- **Exercise details**:
In the Delaware divorce appeal text, on what date was the case decided?

- **Text passage**:
Case ID: a2d_407/html/0532-01.html
Source: Caselaw Access Project
Author: {"author": "PER CURIAM:", "license": "Public Domain", "url": "https://static.case.law/"}
Date Created: 2024-08-24T03:29:51.129683

HUSBAND J.E.T., Petitioner, Appellant, v. WIFE E.M.T., Respondent, Appellee.
    Supreme Court of Delaware.
    Submitted Sept. 18, 1979.
    Decided Oct. 10, 1979.
    
      Theodore F. Sandstrom, Wilmington, for petitioner-appellant.
    John P. Daley, Wilmington, for respondent-appellee.
    Before DUFFY, McNEILLY and HORSEY, JJ.
   PER CURIAM:

In this action for divorce by the Husband, the Family Court entered an order on the Wife’s application specifically enforcing a separation agreement between the parties. We consider only the Husband’s appeal from that order. He argues that it is “unenforceable because it violates the equitable principle of fairness.”

- **Provided material**:
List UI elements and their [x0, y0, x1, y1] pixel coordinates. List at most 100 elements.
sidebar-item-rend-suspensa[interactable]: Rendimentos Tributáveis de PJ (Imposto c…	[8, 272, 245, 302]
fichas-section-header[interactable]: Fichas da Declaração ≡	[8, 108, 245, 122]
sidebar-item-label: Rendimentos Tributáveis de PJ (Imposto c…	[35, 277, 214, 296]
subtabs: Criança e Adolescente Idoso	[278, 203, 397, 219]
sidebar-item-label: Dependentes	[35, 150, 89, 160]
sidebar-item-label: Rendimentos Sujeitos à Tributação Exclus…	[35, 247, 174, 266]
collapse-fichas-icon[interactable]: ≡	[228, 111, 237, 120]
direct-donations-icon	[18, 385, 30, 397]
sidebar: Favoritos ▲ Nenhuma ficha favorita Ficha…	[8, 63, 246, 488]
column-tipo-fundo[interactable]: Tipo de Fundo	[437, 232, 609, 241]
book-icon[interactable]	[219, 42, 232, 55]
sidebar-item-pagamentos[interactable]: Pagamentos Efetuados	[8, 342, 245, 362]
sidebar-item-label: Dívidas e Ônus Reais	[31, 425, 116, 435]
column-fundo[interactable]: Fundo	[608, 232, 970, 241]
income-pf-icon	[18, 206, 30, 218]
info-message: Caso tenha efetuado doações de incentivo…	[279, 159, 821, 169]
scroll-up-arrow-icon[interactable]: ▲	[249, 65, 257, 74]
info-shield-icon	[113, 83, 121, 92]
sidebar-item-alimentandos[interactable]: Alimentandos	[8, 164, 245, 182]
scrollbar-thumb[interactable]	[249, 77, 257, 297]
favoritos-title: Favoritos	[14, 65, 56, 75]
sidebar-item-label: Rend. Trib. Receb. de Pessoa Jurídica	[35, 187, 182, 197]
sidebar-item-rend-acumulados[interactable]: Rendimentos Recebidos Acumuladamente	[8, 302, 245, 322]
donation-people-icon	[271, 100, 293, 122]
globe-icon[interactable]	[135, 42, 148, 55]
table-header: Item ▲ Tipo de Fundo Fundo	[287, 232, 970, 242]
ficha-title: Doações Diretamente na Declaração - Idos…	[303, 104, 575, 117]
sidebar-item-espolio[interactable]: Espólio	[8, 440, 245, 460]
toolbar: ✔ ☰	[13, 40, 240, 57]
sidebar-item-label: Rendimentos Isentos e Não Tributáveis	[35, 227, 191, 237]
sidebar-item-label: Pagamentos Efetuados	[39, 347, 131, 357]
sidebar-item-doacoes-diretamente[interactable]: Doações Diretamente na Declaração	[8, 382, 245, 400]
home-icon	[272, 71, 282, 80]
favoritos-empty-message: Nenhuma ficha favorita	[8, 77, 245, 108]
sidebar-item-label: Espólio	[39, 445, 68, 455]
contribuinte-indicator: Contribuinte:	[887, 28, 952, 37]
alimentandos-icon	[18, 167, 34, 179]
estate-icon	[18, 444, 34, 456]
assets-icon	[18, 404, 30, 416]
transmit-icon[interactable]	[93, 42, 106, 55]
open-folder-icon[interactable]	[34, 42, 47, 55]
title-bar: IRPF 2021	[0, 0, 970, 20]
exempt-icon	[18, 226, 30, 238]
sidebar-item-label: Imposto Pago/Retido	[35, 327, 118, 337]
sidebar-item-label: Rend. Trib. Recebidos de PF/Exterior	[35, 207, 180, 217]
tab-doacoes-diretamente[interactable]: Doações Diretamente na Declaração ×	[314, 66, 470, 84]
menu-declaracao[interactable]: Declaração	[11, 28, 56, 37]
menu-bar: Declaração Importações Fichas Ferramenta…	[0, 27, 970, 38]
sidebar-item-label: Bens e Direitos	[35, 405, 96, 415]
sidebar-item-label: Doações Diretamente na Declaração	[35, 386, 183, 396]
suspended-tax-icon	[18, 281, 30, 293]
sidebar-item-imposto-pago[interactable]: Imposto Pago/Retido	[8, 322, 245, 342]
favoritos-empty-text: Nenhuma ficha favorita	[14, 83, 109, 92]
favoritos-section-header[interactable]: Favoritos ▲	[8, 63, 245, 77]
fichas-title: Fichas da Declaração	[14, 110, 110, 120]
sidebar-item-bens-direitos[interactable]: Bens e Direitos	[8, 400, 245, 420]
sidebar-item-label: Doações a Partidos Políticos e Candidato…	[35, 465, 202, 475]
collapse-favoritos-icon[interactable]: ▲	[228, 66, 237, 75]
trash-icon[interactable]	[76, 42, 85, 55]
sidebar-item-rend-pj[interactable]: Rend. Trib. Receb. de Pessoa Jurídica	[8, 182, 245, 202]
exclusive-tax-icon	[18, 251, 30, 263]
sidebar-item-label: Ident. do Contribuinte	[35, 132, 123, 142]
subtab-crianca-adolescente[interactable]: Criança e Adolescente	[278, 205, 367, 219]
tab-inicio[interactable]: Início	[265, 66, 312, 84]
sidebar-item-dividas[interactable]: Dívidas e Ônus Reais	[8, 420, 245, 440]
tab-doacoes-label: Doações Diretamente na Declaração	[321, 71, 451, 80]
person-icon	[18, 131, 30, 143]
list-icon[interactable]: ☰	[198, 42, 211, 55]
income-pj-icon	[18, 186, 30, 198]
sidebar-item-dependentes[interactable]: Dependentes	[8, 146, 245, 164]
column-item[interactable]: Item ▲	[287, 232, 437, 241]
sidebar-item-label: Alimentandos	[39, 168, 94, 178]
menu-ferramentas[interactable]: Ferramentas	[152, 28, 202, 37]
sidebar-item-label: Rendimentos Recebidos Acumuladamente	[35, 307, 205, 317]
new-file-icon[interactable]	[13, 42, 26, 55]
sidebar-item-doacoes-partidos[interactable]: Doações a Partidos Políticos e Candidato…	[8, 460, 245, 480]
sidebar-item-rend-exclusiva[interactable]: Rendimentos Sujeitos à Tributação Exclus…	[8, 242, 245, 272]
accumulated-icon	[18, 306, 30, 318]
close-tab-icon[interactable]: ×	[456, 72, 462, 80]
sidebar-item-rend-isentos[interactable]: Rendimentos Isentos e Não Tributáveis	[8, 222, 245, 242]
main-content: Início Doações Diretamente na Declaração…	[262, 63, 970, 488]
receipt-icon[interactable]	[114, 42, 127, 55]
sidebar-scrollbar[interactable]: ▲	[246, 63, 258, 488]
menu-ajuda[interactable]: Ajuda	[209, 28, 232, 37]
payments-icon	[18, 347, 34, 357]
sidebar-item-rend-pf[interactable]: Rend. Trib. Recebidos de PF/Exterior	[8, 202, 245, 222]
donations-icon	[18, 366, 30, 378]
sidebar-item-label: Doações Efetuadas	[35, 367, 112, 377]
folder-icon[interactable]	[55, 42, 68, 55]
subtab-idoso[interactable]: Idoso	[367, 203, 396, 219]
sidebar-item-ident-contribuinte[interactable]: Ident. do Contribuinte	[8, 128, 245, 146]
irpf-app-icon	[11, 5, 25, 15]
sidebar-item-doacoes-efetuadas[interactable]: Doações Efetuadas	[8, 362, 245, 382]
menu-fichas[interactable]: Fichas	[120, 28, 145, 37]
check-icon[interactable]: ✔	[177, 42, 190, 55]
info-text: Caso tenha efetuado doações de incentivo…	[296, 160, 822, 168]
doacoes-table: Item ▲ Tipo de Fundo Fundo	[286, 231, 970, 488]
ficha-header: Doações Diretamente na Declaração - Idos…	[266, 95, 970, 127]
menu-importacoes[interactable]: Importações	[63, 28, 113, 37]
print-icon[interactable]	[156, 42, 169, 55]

- **Answer to this task**:
October 10, 1979.